*The task*:
Go through the records underneath and count the lines that include the string "color". Give nothing but the number.

..........

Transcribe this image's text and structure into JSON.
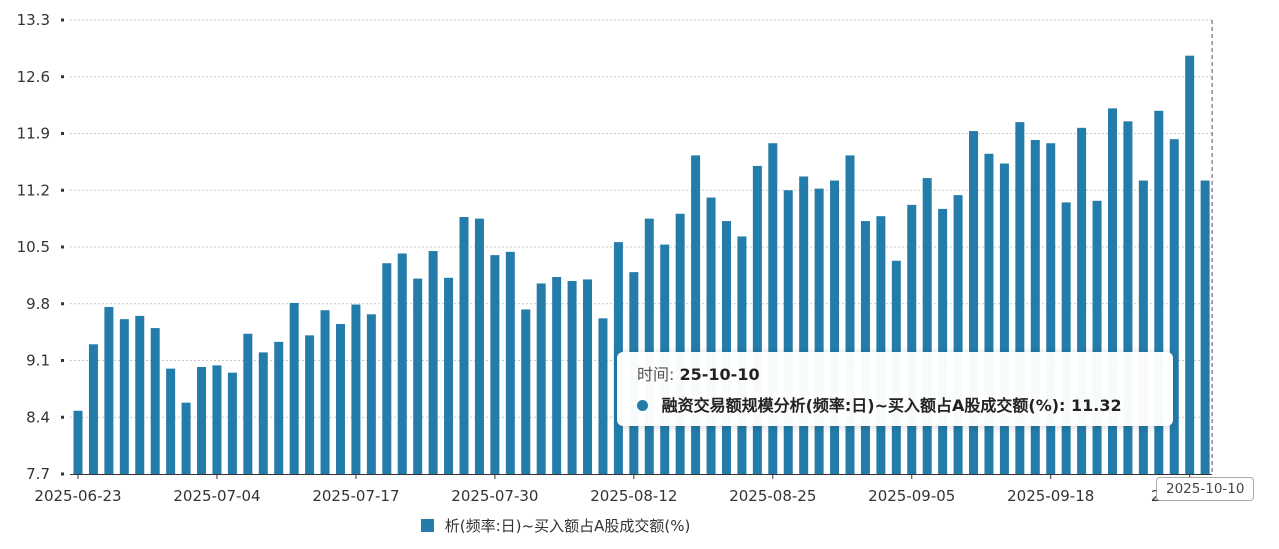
{
  "chart_data": {
    "type": "bar",
    "series": [
      {
        "name": "融资交易额规模分析(频率:日)~买入额占A股成交额(%)",
        "color": "#247caa",
        "values": [
          8.48,
          9.3,
          9.76,
          9.61,
          9.65,
          9.5,
          9.0,
          8.58,
          9.02,
          9.04,
          8.95,
          9.43,
          9.2,
          9.33,
          9.81,
          9.41,
          9.72,
          9.55,
          9.79,
          9.67,
          10.3,
          10.42,
          10.11,
          10.45,
          10.12,
          10.87,
          10.85,
          10.4,
          10.44,
          9.73,
          10.05,
          10.13,
          10.08,
          10.1,
          9.62,
          10.56,
          10.19,
          10.85,
          10.53,
          10.91,
          11.63,
          11.11,
          10.82,
          10.63,
          11.5,
          11.78,
          11.2,
          11.37,
          11.22,
          11.32,
          11.63,
          10.82,
          10.88,
          10.33,
          11.02,
          11.35,
          10.97,
          11.14,
          11.93,
          11.65,
          11.53,
          12.04,
          11.82,
          11.78,
          11.05,
          11.97,
          11.07,
          12.21,
          12.05,
          11.32,
          12.18,
          11.83,
          12.86,
          11.32
        ]
      }
    ],
    "x_tick_labels": [
      "2025-06-23",
      "2025-07-04",
      "2025-07-17",
      "2025-07-30",
      "2025-08-12",
      "2025-08-25",
      "2025-09-05",
      "2025-09-18",
      "2025-10-0"
    ],
    "y_tick_labels": [
      "7.7",
      "8.4",
      "9.1",
      "9.8",
      "10.5",
      "11.2",
      "11.9",
      "12.6",
      "13.3"
    ],
    "ylim": [
      7.7,
      13.3
    ],
    "grid": true,
    "legend_position": "bottom-center",
    "legend_label_visible": "析(频率:日)~买入额占A股成交额(%)",
    "highlighted_index": 73,
    "tooltip": {
      "time_label": "时间:",
      "time_value": "25-10-10",
      "series_label": "融资交易额规模分析(频率:日)~买入额占A股成交额(%):",
      "value": "11.32"
    },
    "crosshair_label": "2025-10-10"
  }
}
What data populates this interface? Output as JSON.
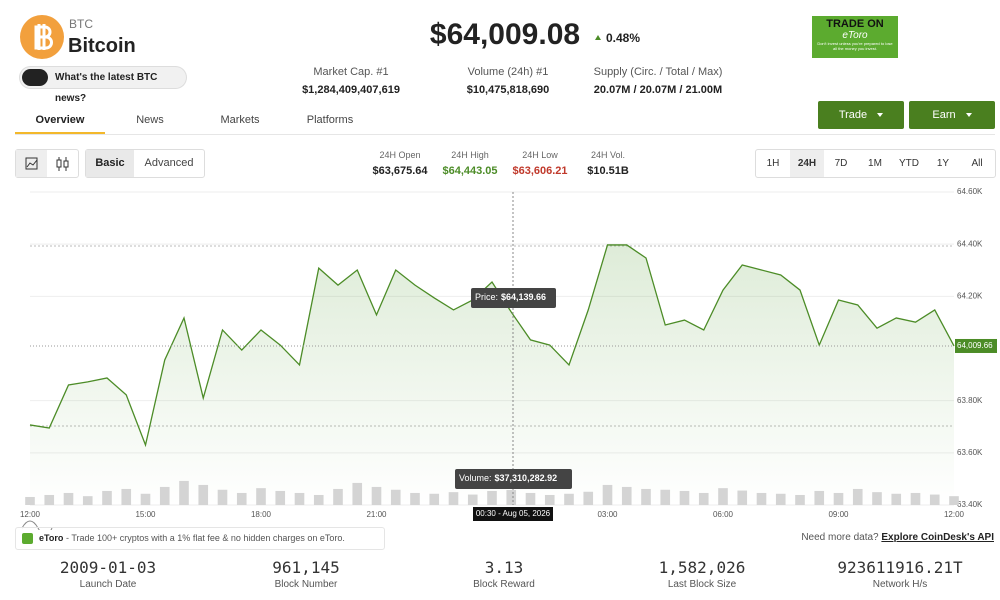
{
  "header": {
    "ticker": "BTC",
    "name": "Bitcoin",
    "price": "$64,009.08",
    "change": "0.48%",
    "news_button": "What's the latest BTC news?"
  },
  "ad": {
    "headline": "TRADE ON",
    "brand": "eToro",
    "disclaimer": "Don't invest unless you're prepared to lose all the money you invest."
  },
  "stats": [
    {
      "label": "Market Cap. #1",
      "value": "$1,284,409,407,619"
    },
    {
      "label": "Volume (24h) #1",
      "value": "$10,475,818,690"
    },
    {
      "label": "Supply (Circ. / Total / Max)",
      "value": "20.07M / 20.07M / 21.00M"
    }
  ],
  "tabs": [
    "Overview",
    "News",
    "Markets",
    "Platforms"
  ],
  "buttons": [
    "Trade",
    "Earn"
  ],
  "modes": [
    "Basic",
    "Advanced"
  ],
  "ohlc": [
    {
      "label": "24H Open",
      "value": "$63,675.64"
    },
    {
      "label": "24H High",
      "value": "$64,443.05"
    },
    {
      "label": "24H Low",
      "value": "$63,606.21"
    },
    {
      "label": "24H Vol.",
      "value": "$10.51B"
    }
  ],
  "ranges": [
    "1H",
    "24H",
    "7D",
    "1M",
    "YTD",
    "1Y",
    "All"
  ],
  "chart_data": {
    "type": "line",
    "categories": [
      "12:00",
      null,
      null,
      null,
      null,
      null,
      "15:00",
      null,
      null,
      null,
      null,
      null,
      "18:00",
      null,
      null,
      null,
      null,
      null,
      "21:00",
      null,
      null,
      null,
      null,
      null,
      null,
      null,
      null,
      null,
      null,
      null,
      "03:00",
      null,
      null,
      null,
      null,
      null,
      "06:00",
      null,
      null,
      null,
      null,
      null,
      "09:00",
      null,
      null,
      null,
      null,
      null,
      "12:00"
    ],
    "series": [
      {
        "color": "#4c8c27",
        "values": [
          63707,
          63695,
          63860,
          63872,
          63887,
          63822,
          63630,
          63956,
          64117,
          63810,
          64071,
          63994,
          64071,
          64013,
          63937,
          64308,
          64243,
          64301,
          64129,
          64301,
          64243,
          64194,
          64148,
          64186,
          64255,
          64139.66,
          64033,
          64013,
          63937,
          64148,
          64397,
          64397,
          64347,
          64090,
          64109,
          64071,
          64224,
          64320,
          64301,
          64282,
          64224,
          64013,
          64186,
          64167,
          64078,
          64117,
          64101,
          64148,
          64009.66
        ]
      },
      {
        "color": "#d4d4d4",
        "axis": "y2",
        "values": [
          20000000,
          25000000,
          30000000,
          22000000,
          35000000,
          40000000,
          28000000,
          45000000,
          60000000,
          50000000,
          38000000,
          30000000,
          42000000,
          35000000,
          30000000,
          25000000,
          40000000,
          55000000,
          45000000,
          38000000,
          30000000,
          28000000,
          32000000,
          26000000,
          35000000,
          37310282.92,
          30000000,
          25000000,
          28000000,
          33000000,
          50000000,
          45000000,
          40000000,
          38000000,
          35000000,
          30000000,
          42000000,
          36000000,
          30000000,
          28000000,
          25000000,
          35000000,
          30000000,
          40000000,
          32000000,
          28000000,
          30000000,
          26000000,
          22000000
        ]
      }
    ],
    "ylim": [
      63400,
      64600
    ],
    "yticks": [
      {
        "value": 63400,
        "label": "63.40K"
      },
      {
        "value": 63600,
        "label": "63.60K"
      },
      {
        "value": 63800,
        "label": "63.80K"
      },
      {
        "value": 64200,
        "label": "64.20K"
      },
      {
        "value": 64400,
        "label": "64.40K"
      },
      {
        "value": 64600,
        "label": "64.60K"
      }
    ],
    "y2lim": [
      0,
      780000000
    ],
    "grid": true,
    "last_price_label": "64,009.66",
    "price_tooltip": {
      "label": "Price:",
      "value": "$64,139.66"
    },
    "volume_tooltip": {
      "label": "Volume:",
      "value": "$37,310,282.92"
    },
    "time_tooltip": "00:30 - Aug 05, 2026"
  },
  "footer": {
    "ad_brand": "eToro",
    "ad_text": "- Trade 100+ cryptos with a 1% flat fee & no hidden charges on eToro.",
    "api_prompt": "Need more data?",
    "api_link": "Explore CoinDesk's API"
  },
  "bottom_stats": [
    {
      "value": "2009-01-03",
      "label": "Launch Date"
    },
    {
      "value": "961,145",
      "label": "Block Number"
    },
    {
      "value": "3.13",
      "label": "Block Reward"
    },
    {
      "value": "1,582,026",
      "label": "Last Block Size"
    },
    {
      "value": "923611916.21T",
      "label": "Network H/s"
    }
  ]
}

..........

*Exercise answer*:
3